Each record below should be written out again exactly.

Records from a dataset
- Opening Delimiter -
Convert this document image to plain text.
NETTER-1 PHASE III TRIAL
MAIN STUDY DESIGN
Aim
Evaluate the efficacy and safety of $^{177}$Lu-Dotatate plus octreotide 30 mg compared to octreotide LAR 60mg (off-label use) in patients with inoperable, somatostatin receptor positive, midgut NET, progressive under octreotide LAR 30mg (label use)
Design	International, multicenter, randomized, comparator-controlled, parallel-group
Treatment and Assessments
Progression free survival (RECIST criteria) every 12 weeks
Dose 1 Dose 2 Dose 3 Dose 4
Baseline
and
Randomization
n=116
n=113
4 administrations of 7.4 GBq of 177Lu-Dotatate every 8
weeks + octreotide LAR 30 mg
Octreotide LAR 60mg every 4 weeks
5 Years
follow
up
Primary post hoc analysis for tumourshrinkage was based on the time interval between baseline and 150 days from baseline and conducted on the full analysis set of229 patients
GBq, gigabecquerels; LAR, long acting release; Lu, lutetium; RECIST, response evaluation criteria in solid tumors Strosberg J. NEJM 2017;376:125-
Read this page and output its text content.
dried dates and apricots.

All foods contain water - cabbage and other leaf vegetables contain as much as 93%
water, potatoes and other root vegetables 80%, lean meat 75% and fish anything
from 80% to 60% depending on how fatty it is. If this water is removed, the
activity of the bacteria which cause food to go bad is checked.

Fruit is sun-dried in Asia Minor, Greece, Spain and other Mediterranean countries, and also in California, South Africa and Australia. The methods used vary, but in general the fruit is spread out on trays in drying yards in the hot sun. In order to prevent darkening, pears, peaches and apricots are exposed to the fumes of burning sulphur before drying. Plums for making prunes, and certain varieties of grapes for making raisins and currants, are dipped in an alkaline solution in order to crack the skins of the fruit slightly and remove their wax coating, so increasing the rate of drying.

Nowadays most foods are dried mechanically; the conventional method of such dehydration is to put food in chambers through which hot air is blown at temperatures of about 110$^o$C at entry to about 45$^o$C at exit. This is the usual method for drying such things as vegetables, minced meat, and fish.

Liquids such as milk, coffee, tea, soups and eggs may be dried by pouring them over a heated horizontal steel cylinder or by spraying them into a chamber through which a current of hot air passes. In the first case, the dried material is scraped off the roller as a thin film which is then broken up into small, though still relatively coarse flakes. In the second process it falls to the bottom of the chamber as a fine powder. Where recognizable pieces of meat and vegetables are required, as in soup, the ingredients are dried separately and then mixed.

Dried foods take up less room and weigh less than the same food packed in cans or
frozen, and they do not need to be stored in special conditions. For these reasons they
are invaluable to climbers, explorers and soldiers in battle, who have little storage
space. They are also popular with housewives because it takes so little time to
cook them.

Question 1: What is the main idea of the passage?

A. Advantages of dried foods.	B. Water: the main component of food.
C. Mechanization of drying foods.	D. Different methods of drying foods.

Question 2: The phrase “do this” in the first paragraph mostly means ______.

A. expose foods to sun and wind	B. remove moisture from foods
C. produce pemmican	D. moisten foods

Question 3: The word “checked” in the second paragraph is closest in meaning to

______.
- Closing Delimiter -
→ Solution to this exercise:
Convert this document image to plain text.
NETTER-1 PHASE III TRIAL
MAIN STUDY DESIGN
Aim
Evaluate the efficacy and safety of $^{177}$Lu-Dotatate plus octreotide 30 mg compared to octreotide LAR 60mg (off-label use) in patients with inoperable, somatostatin receptor positive, midgut NET, progressive under octreotide LAR 30mg (label use)
Design	International, multicenter, randomized, comparator-controlled, parallel-group
Treatment and Assessments
Progression free survival (RECIST criteria) every 12 weeks
Dose 1 Dose 2 Dose 3 Dose 4
Baseline
and
Randomization
n=116
n=113
4 administrations of 7.4 GBq of 177Lu-Dotatate every 8
weeks + octreotide LAR 30 mg
Octreotide LAR 60mg every 4 weeks
5 Years
follow
up
Primary post hoc analysis for tumourshrinkage was based on the time interval between baseline and 150 days from baseline and conducted on the full analysis set of229 patients
GBq, gigabecquerels; LAR, long acting release; Lu, lutetium; RECIST, response evaluation criteria in solid tumors Strosberg J. NEJM 2017;376:125-
Read this page and output its text content.
dried dates and apricots.

All foods contain water - cabbage and other leaf vegetables contain as much as 93%
water, potatoes and other root vegetables 80%, lean meat 75% and fish anything
from 80% to 60% depending on how fatty it is. If this water is removed, the
activity of the bacteria which cause food to go bad is checked.

Fruit is sun-dried in Asia Minor, Greece, Spain and other Mediterranean countries, and also in California, South Africa and Australia. The methods used vary, but in general the fruit is spread out on trays in drying yards in the hot sun. In order to prevent darkening, pears, peaches and apricots are exposed to the fumes of burning sulphur before drying. Plums for making prunes, and certain varieties of grapes for making raisins and currants, are dipped in an alkaline solution in order to crack the skins of the fruit slightly and remove their wax coating, so increasing the rate of drying.

Nowadays most foods are dried mechanically; the conventional method of such dehydration is to put food in chambers through which hot air is blown at temperatures of about 110$^o$C at entry to about 45$^o$C at exit. This is the usual method for drying such things as vegetables, minced meat, and fish.

Liquids such as milk, coffee, tea, soups and eggs may be dried by pouring them over a heated horizontal steel cylinder or by spraying them into a chamber through which a current of hot air passes. In the first case, the dried material is scraped off the roller as a thin film which is then broken up into small, though still relatively coarse flakes. In the second process it falls to the bottom of the chamber as a fine powder. Where recognizable pieces of meat and vegetables are required, as in soup, the ingredients are dried separately and then mixed.

Dried foods take up less room and weigh less than the same food packed in cans or
frozen, and they do not need to be stored in special conditions. For these reasons they
are invaluable to climbers, explorers and soldiers in battle, who have little storage
space. They are also popular with housewives because it takes so little time to
cook them.

Question 1: What is the main idea of the passage?

A. Advantages of dried foods.	B. Water: the main component of food.
C. Mechanization of drying foods.	D. Different methods of drying foods.

Question 2: The phrase “do this” in the first paragraph mostly means ______.

A. expose foods to sun and wind	B. remove moisture from foods
C. produce pemmican	D. moisten foods

Question 3: The word “checked” in the second paragraph is closest in meaning to

______.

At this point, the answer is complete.